**Dataset records:**
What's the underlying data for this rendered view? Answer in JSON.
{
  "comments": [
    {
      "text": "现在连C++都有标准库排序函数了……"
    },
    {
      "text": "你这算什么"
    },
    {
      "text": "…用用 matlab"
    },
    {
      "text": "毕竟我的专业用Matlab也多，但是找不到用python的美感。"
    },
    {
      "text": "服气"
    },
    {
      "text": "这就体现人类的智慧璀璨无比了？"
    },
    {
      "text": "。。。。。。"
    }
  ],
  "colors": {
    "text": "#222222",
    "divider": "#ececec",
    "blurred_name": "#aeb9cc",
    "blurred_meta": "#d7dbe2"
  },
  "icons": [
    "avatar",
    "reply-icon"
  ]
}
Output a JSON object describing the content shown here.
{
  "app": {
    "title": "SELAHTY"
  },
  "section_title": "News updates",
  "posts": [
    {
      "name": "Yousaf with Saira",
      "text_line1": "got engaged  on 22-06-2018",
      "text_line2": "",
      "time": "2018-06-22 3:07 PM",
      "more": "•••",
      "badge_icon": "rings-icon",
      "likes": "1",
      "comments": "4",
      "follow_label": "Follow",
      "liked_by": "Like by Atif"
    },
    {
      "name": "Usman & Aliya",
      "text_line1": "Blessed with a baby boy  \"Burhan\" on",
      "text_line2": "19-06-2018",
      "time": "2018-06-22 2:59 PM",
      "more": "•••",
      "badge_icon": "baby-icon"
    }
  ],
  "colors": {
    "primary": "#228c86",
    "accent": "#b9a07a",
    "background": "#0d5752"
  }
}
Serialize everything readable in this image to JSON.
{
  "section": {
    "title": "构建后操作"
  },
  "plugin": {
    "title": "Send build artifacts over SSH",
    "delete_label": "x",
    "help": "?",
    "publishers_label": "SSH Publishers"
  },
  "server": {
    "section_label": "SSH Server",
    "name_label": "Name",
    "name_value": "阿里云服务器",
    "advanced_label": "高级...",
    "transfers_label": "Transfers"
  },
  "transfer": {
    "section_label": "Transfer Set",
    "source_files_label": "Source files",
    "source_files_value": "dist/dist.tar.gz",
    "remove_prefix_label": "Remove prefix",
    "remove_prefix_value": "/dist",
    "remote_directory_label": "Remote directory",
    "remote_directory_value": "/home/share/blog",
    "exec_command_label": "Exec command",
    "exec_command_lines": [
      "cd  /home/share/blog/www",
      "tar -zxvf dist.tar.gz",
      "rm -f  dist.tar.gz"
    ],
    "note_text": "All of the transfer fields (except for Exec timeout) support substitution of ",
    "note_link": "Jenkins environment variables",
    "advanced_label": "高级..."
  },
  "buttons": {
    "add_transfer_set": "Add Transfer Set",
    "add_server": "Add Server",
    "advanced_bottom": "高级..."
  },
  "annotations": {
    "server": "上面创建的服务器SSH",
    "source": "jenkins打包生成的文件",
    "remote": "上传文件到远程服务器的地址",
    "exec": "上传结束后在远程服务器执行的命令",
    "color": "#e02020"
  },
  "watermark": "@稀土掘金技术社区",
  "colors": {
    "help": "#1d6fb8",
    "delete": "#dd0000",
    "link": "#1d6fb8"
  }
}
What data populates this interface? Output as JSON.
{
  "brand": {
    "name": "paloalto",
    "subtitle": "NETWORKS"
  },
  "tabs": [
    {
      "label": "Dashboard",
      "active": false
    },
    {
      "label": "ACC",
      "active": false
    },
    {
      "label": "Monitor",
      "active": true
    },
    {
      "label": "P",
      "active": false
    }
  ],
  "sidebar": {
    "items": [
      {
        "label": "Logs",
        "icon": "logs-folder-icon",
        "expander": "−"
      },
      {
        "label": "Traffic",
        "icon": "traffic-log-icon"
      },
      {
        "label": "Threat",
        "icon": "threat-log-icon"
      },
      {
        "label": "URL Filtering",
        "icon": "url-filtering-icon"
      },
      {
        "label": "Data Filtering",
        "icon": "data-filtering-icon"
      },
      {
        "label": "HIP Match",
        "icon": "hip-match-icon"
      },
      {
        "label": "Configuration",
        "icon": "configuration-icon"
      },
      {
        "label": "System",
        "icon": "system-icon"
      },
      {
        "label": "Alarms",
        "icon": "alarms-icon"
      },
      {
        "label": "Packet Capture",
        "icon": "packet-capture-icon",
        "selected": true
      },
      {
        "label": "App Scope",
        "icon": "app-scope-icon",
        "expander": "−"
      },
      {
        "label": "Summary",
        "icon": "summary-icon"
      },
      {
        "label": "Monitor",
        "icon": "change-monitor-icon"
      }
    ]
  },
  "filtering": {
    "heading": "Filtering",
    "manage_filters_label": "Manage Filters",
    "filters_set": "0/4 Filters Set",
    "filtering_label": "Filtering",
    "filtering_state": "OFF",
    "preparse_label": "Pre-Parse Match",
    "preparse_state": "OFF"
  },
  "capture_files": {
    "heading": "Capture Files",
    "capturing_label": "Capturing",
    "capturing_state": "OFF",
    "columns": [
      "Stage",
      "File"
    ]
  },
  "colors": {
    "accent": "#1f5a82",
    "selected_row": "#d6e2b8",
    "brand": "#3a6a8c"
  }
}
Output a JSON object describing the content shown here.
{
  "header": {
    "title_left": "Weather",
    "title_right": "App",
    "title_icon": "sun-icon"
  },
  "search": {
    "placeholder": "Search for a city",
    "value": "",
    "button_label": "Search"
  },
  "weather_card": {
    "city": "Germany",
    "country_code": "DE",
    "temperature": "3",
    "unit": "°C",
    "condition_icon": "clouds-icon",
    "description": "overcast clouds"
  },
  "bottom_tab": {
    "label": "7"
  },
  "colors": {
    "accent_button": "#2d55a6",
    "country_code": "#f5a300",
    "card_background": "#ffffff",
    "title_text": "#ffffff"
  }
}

**What this task involves:** Each line of the material above needs to be quoted exactly, please.

**Solution to this task:**
What's the underlying data for this rendered view? Answer in JSON.
{
  "comments": [
    {
      "text": "现在连C++都有标准库排序函数了……"
    },
    {
      "text": "你这算什么"
    },
    {
      "text": "…用用 matlab"
    },
    {
      "text": "毕竟我的专业用Matlab也多，但是找不到用python的美感。"
    },
    {
      "text": "服气"
    },
    {
      "text": "这就体现人类的智慧璀璨无比了？"
    },
    {
      "text": "。。。。。。"
    }
  ],
  "colors": {
    "text": "#222222",
    "divider": "#ececec",
    "blurred_name": "#aeb9cc",
    "blurred_meta": "#d7dbe2"
  },
  "icons": [
    "avatar",
    "reply-icon"
  ]
}
Output a JSON object describing the content shown here.
{
  "app": {
    "title": "SELAHTY"
  },
  "section_title": "News updates",
  "posts": [
    {
      "name": "Yousaf with Saira",
      "text_line1": "got engaged  on 22-06-2018",
      "text_line2": "",
      "time": "2018-06-22 3:07 PM",
      "more": "•••",
      "badge_icon": "rings-icon",
      "likes": "1",
      "comments": "4",
      "follow_label": "Follow",
      "liked_by": "Like by Atif"
    },
    {
      "name": "Usman & Aliya",
      "text_line1": "Blessed with a baby boy  \"Burhan\" on",
      "text_line2": "19-06-2018",
      "time": "2018-06-22 2:59 PM",
      "more": "•••",
      "badge_icon": "baby-icon"
    }
  ],
  "colors": {
    "primary": "#228c86",
    "accent": "#b9a07a",
    "background": "#0d5752"
  }
}
Serialize everything readable in this image to JSON.
{
  "section": {
    "title": "构建后操作"
  },
  "plugin": {
    "title": "Send build artifacts over SSH",
    "delete_label": "x",
    "help": "?",
    "publishers_label": "SSH Publishers"
  },
  "server": {
    "section_label": "SSH Server",
    "name_label": "Name",
    "name_value": "阿里云服务器",
    "advanced_label": "高级...",
    "transfers_label": "Transfers"
  },
  "transfer": {
    "section_label": "Transfer Set",
    "source_files_label": "Source files",
    "source_files_value": "dist/dist.tar.gz",
    "remove_prefix_label": "Remove prefix",
    "remove_prefix_value": "/dist",
    "remote_directory_label": "Remote directory",
    "remote_directory_value": "/home/share/blog",
    "exec_command_label": "Exec command",
    "exec_command_lines": [
      "cd  /home/share/blog/www",
      "tar -zxvf dist.tar.gz",
      "rm -f  dist.tar.gz"
    ],
    "note_text": "All of the transfer fields (except for Exec timeout) support substitution of ",
    "note_link": "Jenkins environment variables",
    "advanced_label": "高级..."
  },
  "buttons": {
    "add_transfer_set": "Add Transfer Set",
    "add_server": "Add Server",
    "advanced_bottom": "高级..."
  },
  "annotations": {
    "server": "上面创建的服务器SSH",
    "source": "jenkins打包生成的文件",
    "remote": "上传文件到远程服务器的地址",
    "exec": "上传结束后在远程服务器执行的命令",
    "color": "#e02020"
  },
  "watermark": "@稀土掘金技术社区",
  "colors": {
    "help": "#1d6fb8",
    "delete": "#dd0000",
    "link": "#1d6fb8"
  }
}
What data populates this interface? Output as JSON.
{
  "brand": {
    "name": "paloalto",
    "subtitle": "NETWORKS"
  },
  "tabs": [
    {
      "label": "Dashboard",
      "active": false
    },
    {
      "label": "ACC",
      "active": false
    },
    {
      "label": "Monitor",
      "active": true
    },
    {
      "label": "P",
      "active": false
    }
  ],
  "sidebar": {
    "items": [
      {
        "label": "Logs",
        "icon": "logs-folder-icon",
        "expander": "−"
      },
      {
        "label": "Traffic",
        "icon": "traffic-log-icon"
      },
      {
        "label": "Threat",
        "icon": "threat-log-icon"
      },
      {
        "label": "URL Filtering",
        "icon": "url-filtering-icon"
      },
      {
        "label": "Data Filtering",
        "icon": "data-filtering-icon"
      },
      {
        "label": "HIP Match",
        "icon": "hip-match-icon"
      },
      {
        "label": "Configuration",
        "icon": "configuration-icon"
      },
      {
        "label": "System",
        "icon": "system-icon"
      },
      {
        "label": "Alarms",
        "icon": "alarms-icon"
      },
      {
        "label": "Packet Capture",
        "icon": "packet-capture-icon",
        "selected": true
      },
      {
        "label": "App Scope",
        "icon": "app-scope-icon",
        "expander": "−"
      },
      {
        "label": "Summary",
        "icon": "summary-icon"
      },
      {
        "label": "Monitor",
        "icon": "change-monitor-icon"
      }
    ]
  },
  "filtering": {
    "heading": "Filtering",
    "manage_filters_label": "Manage Filters",
    "filters_set": "0/4 Filters Set",
    "filtering_label": "Filtering",
    "filtering_state": "OFF",
    "preparse_label": "Pre-Parse Match",
    "preparse_state": "OFF"
  },
  "capture_files": {
    "heading": "Capture Files",
    "capturing_label": "Capturing",
    "capturing_state": "OFF",
    "columns": [
      "Stage",
      "File"
    ]
  },
  "colors": {
    "accent": "#1f5a82",
    "selected_row": "#d6e2b8",
    "brand": "#3a6a8c"
  }
}
Output a JSON object describing the content shown here.
{
  "header": {
    "title_left": "Weather",
    "title_right": "App",
    "title_icon": "sun-icon"
  },
  "search": {
    "placeholder": "Search for a city",
    "value": "",
    "button_label": "Search"
  },
  "weather_card": {
    "city": "Germany",
    "country_code": "DE",
    "temperature": "3",
    "unit": "°C",
    "condition_icon": "clouds-icon",
    "description": "overcast clouds"
  },
  "bottom_tab": {
    "label": "7"
  },
  "colors": {
    "accent_button": "#2d55a6",
    "country_code": "#f5a300",
    "card_background": "#ffffff",
    "title_text": "#ffffff"
  }
}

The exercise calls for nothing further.